[EXERCISE REQUIREMENTS]
Reproduce the material below from its start through the line containing "- y-tick-label: 4.20%: [20, 116, 48, 122]", substituting "value-label" for "data-label" and leaving everything else unchanged.

[MATERIAL FOR THE TASK]
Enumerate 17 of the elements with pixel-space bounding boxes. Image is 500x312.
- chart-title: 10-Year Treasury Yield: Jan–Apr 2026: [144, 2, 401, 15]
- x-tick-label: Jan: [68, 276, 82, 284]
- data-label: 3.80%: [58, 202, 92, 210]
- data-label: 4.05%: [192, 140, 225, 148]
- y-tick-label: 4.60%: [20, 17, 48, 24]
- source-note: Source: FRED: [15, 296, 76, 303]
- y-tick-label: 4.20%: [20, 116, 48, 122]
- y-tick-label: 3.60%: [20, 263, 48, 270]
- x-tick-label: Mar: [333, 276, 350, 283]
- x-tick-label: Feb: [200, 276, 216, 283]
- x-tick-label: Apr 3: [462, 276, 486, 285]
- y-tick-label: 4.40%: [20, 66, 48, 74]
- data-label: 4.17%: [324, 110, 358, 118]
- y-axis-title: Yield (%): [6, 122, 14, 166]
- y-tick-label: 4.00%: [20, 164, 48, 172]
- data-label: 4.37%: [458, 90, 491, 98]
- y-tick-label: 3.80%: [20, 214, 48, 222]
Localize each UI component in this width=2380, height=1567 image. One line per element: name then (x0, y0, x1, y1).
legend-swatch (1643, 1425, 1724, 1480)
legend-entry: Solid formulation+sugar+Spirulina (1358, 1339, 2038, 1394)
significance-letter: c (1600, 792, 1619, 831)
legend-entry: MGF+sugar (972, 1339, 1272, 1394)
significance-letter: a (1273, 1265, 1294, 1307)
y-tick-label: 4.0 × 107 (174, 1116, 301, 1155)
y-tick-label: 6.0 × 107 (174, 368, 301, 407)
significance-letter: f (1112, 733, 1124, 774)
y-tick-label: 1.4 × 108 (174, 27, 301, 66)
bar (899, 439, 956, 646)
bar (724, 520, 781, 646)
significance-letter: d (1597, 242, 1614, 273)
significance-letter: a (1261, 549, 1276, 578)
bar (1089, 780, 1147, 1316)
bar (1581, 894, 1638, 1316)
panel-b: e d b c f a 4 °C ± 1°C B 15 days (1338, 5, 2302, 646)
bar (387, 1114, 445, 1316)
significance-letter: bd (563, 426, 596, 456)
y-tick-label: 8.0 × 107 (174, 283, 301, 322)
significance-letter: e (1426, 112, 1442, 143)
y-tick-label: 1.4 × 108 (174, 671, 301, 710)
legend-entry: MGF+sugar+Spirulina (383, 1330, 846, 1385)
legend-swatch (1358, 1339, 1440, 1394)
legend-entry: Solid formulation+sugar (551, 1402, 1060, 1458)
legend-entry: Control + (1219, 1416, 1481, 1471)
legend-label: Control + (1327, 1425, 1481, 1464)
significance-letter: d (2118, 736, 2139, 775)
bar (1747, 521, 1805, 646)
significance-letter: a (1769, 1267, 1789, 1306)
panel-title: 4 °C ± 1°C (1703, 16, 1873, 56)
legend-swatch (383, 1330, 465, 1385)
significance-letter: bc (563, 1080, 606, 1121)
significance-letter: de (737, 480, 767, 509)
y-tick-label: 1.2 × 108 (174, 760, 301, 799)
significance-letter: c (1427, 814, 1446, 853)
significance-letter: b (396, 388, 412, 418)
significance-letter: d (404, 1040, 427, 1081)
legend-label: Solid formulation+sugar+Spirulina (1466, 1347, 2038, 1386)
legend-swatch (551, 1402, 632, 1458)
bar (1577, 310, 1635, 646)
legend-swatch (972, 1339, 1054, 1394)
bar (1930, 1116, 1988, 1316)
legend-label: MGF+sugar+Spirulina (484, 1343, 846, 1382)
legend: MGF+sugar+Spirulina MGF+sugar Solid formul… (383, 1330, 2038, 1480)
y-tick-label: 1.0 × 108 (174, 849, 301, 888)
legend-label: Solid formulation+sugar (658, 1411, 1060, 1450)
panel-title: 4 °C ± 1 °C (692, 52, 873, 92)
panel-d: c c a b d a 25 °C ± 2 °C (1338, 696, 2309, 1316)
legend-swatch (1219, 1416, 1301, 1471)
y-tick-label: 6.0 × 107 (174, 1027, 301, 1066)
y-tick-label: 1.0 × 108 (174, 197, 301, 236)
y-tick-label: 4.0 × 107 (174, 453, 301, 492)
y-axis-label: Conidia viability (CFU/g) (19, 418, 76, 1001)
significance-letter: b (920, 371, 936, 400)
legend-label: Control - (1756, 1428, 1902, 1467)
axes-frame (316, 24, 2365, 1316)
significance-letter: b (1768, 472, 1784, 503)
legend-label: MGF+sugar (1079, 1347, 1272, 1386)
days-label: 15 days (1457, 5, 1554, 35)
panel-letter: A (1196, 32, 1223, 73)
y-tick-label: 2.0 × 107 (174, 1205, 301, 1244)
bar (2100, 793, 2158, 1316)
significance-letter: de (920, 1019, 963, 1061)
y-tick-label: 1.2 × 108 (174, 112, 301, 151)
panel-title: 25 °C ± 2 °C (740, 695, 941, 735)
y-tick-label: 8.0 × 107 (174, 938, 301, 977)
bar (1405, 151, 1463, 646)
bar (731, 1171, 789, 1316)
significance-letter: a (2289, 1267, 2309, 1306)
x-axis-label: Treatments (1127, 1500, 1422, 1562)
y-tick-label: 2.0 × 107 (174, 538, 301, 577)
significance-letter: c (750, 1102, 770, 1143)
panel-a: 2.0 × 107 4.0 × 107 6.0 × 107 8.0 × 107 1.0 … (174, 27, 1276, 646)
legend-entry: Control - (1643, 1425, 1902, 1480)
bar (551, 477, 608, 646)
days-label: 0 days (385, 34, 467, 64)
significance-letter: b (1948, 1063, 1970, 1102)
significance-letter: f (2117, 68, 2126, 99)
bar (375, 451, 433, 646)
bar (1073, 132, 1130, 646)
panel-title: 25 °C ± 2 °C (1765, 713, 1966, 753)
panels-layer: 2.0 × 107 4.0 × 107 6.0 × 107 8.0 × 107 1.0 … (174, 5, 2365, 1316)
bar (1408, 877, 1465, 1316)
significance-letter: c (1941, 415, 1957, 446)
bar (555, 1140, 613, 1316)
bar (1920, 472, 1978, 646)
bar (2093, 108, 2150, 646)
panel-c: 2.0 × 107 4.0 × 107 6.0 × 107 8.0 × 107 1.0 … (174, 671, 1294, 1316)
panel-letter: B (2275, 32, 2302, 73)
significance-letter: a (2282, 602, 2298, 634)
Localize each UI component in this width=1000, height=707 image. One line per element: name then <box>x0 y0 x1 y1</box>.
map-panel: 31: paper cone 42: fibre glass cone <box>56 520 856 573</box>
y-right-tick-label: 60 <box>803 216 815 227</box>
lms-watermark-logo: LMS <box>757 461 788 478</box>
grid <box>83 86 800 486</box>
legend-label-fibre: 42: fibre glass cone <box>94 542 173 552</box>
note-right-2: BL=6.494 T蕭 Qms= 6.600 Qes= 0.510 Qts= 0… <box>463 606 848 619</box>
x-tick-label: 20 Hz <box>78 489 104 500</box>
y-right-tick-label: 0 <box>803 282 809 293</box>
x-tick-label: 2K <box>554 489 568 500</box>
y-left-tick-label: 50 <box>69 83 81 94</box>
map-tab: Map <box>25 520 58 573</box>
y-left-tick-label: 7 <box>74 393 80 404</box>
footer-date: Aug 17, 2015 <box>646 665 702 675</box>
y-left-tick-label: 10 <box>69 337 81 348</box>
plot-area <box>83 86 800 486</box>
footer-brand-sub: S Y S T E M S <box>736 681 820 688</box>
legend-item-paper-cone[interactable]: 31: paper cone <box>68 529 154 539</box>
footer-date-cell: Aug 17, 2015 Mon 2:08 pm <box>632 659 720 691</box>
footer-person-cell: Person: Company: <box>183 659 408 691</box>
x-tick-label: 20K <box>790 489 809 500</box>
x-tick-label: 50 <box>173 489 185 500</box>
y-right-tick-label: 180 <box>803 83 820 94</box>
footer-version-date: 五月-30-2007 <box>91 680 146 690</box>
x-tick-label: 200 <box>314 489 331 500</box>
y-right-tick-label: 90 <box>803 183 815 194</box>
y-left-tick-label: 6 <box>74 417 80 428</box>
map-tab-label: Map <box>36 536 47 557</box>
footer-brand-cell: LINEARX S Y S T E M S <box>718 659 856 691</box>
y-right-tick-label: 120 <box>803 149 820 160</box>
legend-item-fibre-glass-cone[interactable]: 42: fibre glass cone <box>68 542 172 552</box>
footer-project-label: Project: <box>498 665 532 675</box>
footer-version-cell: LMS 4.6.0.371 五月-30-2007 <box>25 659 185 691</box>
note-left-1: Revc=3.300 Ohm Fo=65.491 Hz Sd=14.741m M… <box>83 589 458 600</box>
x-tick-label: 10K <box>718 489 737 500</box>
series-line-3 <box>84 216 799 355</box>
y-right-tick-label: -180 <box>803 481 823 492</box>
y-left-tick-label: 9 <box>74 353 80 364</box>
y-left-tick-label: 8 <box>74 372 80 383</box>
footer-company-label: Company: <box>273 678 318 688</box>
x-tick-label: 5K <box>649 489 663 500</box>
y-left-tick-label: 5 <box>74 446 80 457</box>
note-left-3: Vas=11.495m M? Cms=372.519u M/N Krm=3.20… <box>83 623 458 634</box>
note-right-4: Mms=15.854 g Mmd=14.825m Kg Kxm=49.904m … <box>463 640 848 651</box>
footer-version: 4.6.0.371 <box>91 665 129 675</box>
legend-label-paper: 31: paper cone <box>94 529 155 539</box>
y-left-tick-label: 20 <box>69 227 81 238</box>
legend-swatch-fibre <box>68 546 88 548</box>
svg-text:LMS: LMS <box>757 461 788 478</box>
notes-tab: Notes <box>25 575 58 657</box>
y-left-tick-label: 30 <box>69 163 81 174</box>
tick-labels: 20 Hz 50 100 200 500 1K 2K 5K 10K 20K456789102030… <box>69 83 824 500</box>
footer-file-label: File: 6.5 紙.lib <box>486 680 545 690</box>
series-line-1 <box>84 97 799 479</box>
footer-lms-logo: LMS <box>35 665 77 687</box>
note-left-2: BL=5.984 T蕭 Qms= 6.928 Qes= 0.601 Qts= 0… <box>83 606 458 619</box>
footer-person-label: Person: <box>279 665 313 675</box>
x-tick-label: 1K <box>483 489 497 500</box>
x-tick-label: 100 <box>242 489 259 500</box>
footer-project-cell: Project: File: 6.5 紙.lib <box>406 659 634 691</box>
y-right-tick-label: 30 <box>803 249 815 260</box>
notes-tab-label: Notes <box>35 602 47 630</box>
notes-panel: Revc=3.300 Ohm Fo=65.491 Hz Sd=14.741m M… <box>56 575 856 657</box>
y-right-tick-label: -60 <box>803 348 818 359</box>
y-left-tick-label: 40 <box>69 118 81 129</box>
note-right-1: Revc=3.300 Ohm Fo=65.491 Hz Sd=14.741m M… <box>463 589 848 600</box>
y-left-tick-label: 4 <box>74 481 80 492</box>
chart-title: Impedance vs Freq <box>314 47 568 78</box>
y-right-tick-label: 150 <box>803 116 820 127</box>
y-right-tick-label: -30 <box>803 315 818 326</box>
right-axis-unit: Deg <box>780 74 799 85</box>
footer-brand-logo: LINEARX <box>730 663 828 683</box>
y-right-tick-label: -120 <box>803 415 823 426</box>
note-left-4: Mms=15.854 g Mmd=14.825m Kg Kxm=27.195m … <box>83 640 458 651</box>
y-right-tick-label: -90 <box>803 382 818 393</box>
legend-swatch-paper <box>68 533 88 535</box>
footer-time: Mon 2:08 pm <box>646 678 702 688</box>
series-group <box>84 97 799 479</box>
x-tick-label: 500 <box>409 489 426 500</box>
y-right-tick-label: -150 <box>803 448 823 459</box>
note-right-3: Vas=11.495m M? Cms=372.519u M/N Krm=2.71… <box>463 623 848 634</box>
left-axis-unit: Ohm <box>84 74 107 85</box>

[ANSWER TO THE EXERCISE]
Enumerate 17 of the elements with pixel-space bounding boxes. Image is 500x312.
- chart-title: 10-Year Treasury Yield: Jan–Apr 2026: [144, 2, 401, 15]
- x-tick-label: Jan: [68, 276, 82, 284]
- value-label: 3.80%: [58, 202, 92, 210]
- value-label: 4.05%: [192, 140, 225, 148]
- y-tick-label: 4.60%: [20, 17, 48, 24]
- source-note: Source: FRED: [15, 296, 76, 303]
- y-tick-label: 4.20%: [20, 116, 48, 122]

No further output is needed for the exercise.